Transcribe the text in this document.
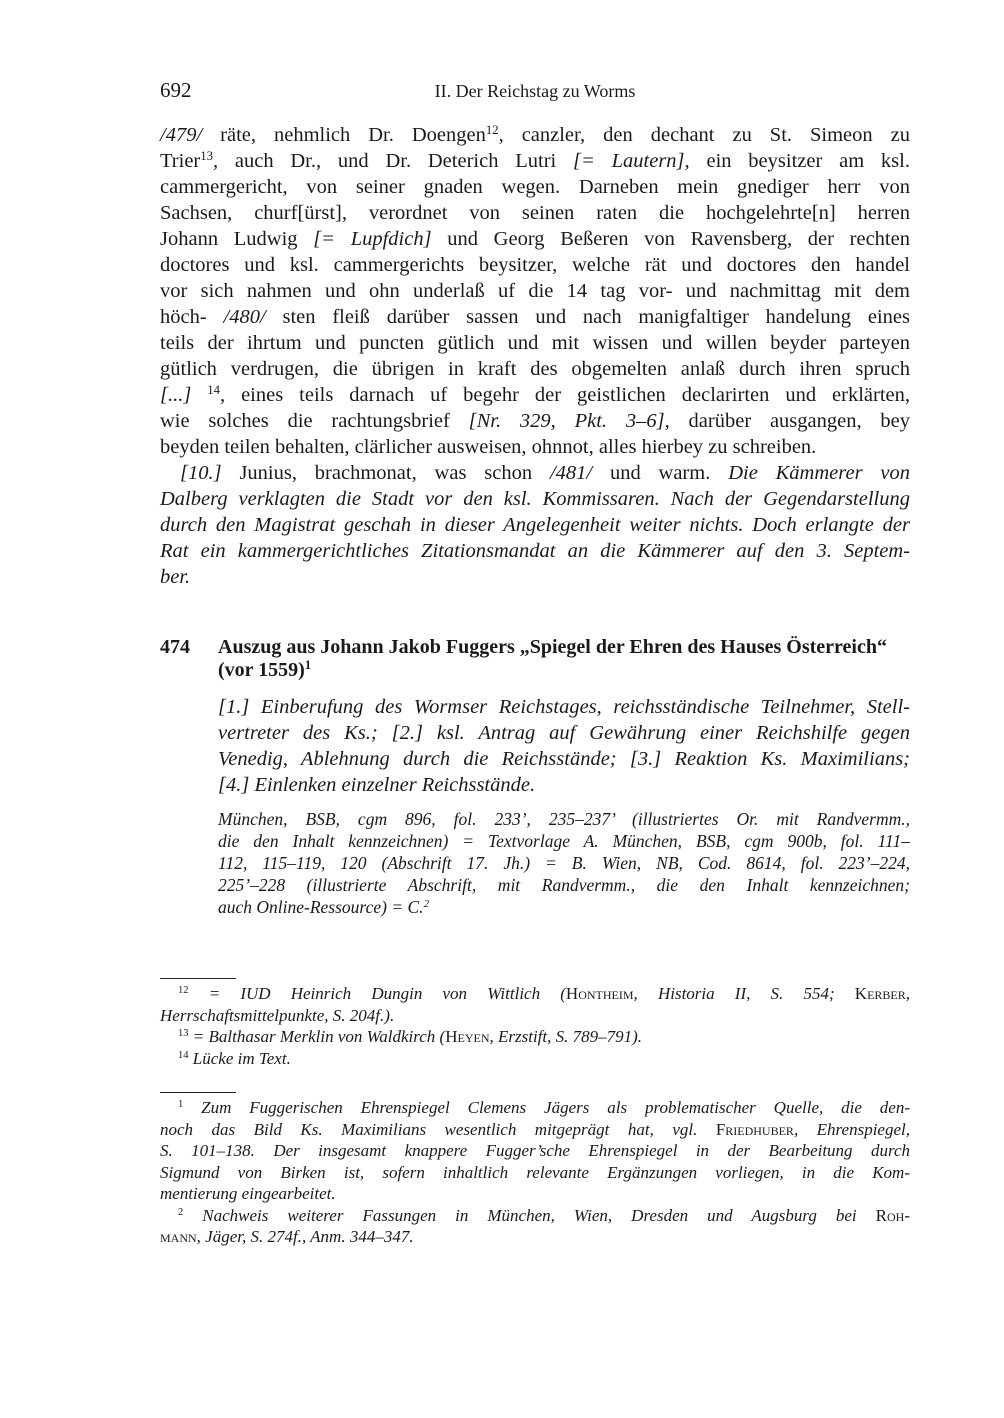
692	II. Der Reichstag zu Worms
/479/ räte, nehmlich Dr. Doengen$^{12}$, canzler, den dechant zu St. Simeon zu
Trier$^{13}$, auch Dr., und Dr. Deterich Lutri [= Lautern], ein beysitzer am ksl.
cammergericht, von seiner gnaden wegen. Darneben mein gnediger herr von
Sachsen, churf[ürst], verordnet von seinen raten die hochgelehrte[n] herren
Johann Ludwig [= Lupfdich] und Georg Beßeren von Ravensberg, der rechten
doctores und ksl. cammergerichts beysitzer, welche rät und doctores den handel
vor sich nahmen und ohn underlaß uf die 14 tag vor- und nachmittag mit dem
höch- /480/ sten fleiß darüber sassen und nach manigfaltiger handelung eines
teils der ihrtum und puncten gütlich und mit wissen und willen beyder parteyen
gütlich verdrugen, die übrigen in kraft des obgemelten anlaß durch ihren spruch
[...] $^{14}$, eines teils darnach uf begehr der geistlichen declarirten und erklärten,
wie solches die rachtungsbrief [Nr. 329, Pkt. 3–6], darüber ausgangen, bey
beyden teilen behalten, clärlicher ausweisen, ohnnot, alles hierbey zu schreiben.
[10.] Junius, brachmonat, was schon /481/ und warm. Die Kämmerer von
Dalberg verklagten die Stadt vor den ksl. Kommissaren. Nach der Gegendarstellung
durch den Magistrat geschah in dieser Angelegenheit weiter nichts. Doch erlangte der
Rat ein kammergerichtliches Zitationsmandat an die Kämmerer auf den 3. Septem-
ber.
474 Auszug aus Johann Jakob Fuggers „Spiegel der Ehren des Hauses Österreich“
(vor 1559)$^1$
[1.] Einberufung des Wormser Reichstages, reichsständische Teilnehmer, Stell-
vertreter des Ks.; [2.] ksl. Antrag auf Gewährung einer Reichshilfe gegen
Venedig, Ablehnung durch die Reichsstände; [3.] Reaktion Ks. Maximilians;
[4.] Einlenken einzelner Reichsstände.
München, BSB, cgm 896, fol. 233’, 235–237’ (illustriertes Or. mit Randvermm.,
die den Inhalt kennzeichnen) = Textvorlage A. München, BSB, cgm 900b, fol. 111–
112, 115–119, 120 (Abschrift 17. Jh.) = B. Wien, NB, Cod. 8614, fol. 223’–224,
225’–228 (illustrierte Abschrift, mit Randvermm., die den Inhalt kennzeichnen;
auch Online-Ressource) = C.$^2$
$^{12}$ = IUD Heinrich Dungin von Wittlich (Hontheim, Historia II, S. 554; Kerber,
Herrschaftsmittelpunkte, S. 204f.).
$^{13}$ = Balthasar Merklin von Waldkirch (Heyen, Erzstift, S. 789–791).
$^{14}$ Lücke im Text.
$^1$ Zum Fuggerischen Ehrenspiegel Clemens Jägers als problematischer Quelle, die den-
noch das Bild Ks. Maximilians wesentlich mitgeprägt hat, vgl. Friedhuber, Ehrenspiegel,
S. 101–138. Der insgesamt knappere Fugger’sche Ehrenspiegel in der Bearbeitung durch
Sigmund von Birken ist, sofern inhaltlich relevante Ergänzungen vorliegen, in die Kom-
mentierung eingearbeitet.
$^2$ Nachweis weiterer Fassungen in München, Wien, Dresden und Augsburg bei Roh-
mann, Jäger, S. 274f., Anm. 344–347.
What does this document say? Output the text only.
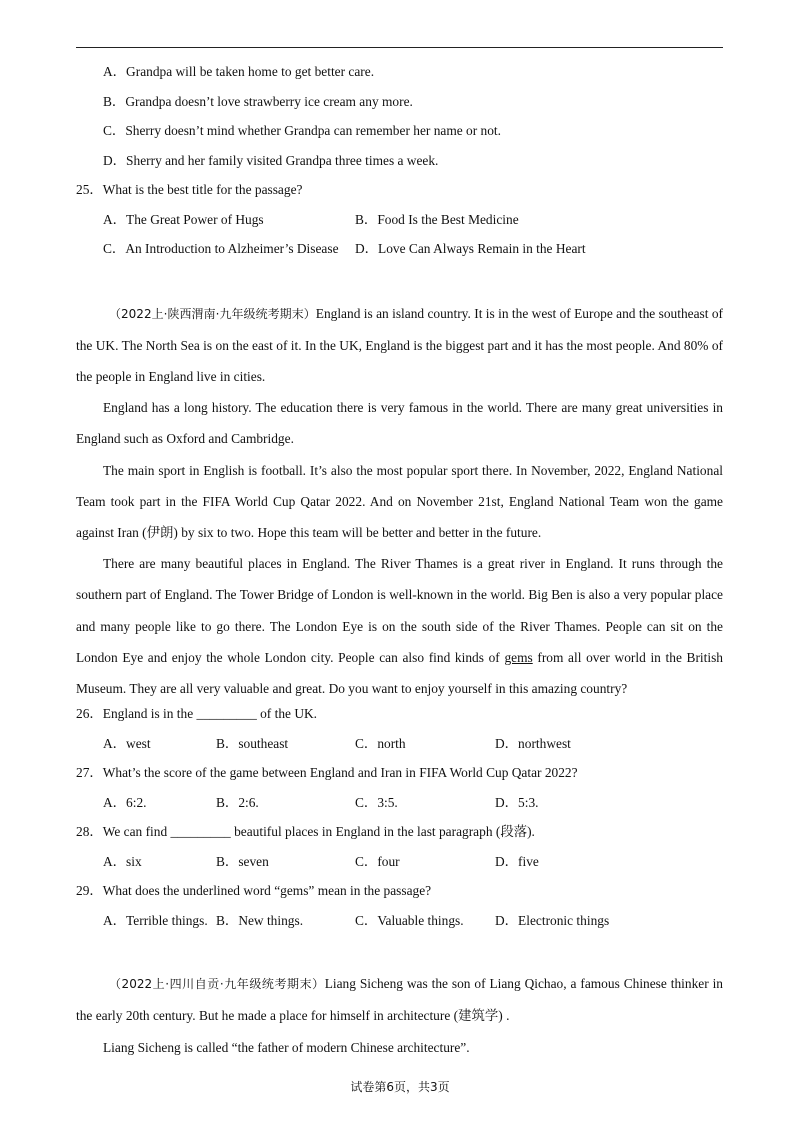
A．Grandpa will be taken home to get better care.
B．Grandpa doesn’t love strawberry ice cream any more.
C．Sherry doesn’t mind whether Grandpa can remember her name or not.
D．Sherry and her family visited Grandpa three times a week.
25．What is the best title for the passage?
A．The Great Power of Hugs	B．Food Is the Best Medicine
C．An Introduction to Alzheimer’s Disease D．Love Can Always Remain in the Heart

（2022上·陕西渭南·九年级统考期末）England is an island country. It is in the west of Europe and the southeast of the UK. The North Sea is on the east of it. In the UK, England is the biggest part and it has the most people. And 80% of the people in England live in cities.

England has a long history. The education there is very famous in the world. There are many great universities in England such as Oxford and Cambridge.

The main sport in English is football. It’s also the most popular sport there. In November, 2022, England National Team took part in the FIFA World Cup Qatar 2022. And on November 21st, England National Team won the game against Iran (伊朗) by six to two. Hope this team will be better and better in the future.

There are many beautiful places in England. The River Thames is a great river in England. It runs through the southern part of England. The Tower Bridge of London is well-known in the world. Big Ben is also a very popular place and many people like to go there. The London Eye is on the south side of the River Thames. People can sit on the London Eye and enjoy the whole London city. People can also find kinds of gems from all over world in the British Museum. They are all very valuable and great. Do you want to enjoy yourself in this amazing country?

26．England is in the _________ of the UK.
A．west	B．southeast	C．north	D．northwest
27．What’s the score of the game between England and Iran in FIFA World Cup Qatar 2022?
A．6:2.	B．2:6.	C．3:5.	D．5:3.
28．We can find _________ beautiful places in England in the last paragraph (段落).
A．six	B．seven	C．four	D．five
29．What does the underlined word “gems” mean in the passage?
A．Terrible things. B．New things.	C．Valuable things. D．Electronic things

（2022上·四川自贡·九年级统考期末）Liang Sicheng was the son of Liang Qichao, a famous Chinese thinker in the early 20th century. But he made a place for himself in architecture (建筑学) .

Liang Sicheng is called “the father of modern Chinese architecture”.

试卷第6页，共3页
..............................
• [Directions]:
Search the records for the word "Randvermm". Copy every line that has it.

• [Expected output]:
München, BSB, cgm 896, fol. 233’, 235–237’ (illustriertes Or. mit Randvermm.,
225’–228 (illustrierte Abschrift, mit Randvermm., die den Inhalt kennzeichnen;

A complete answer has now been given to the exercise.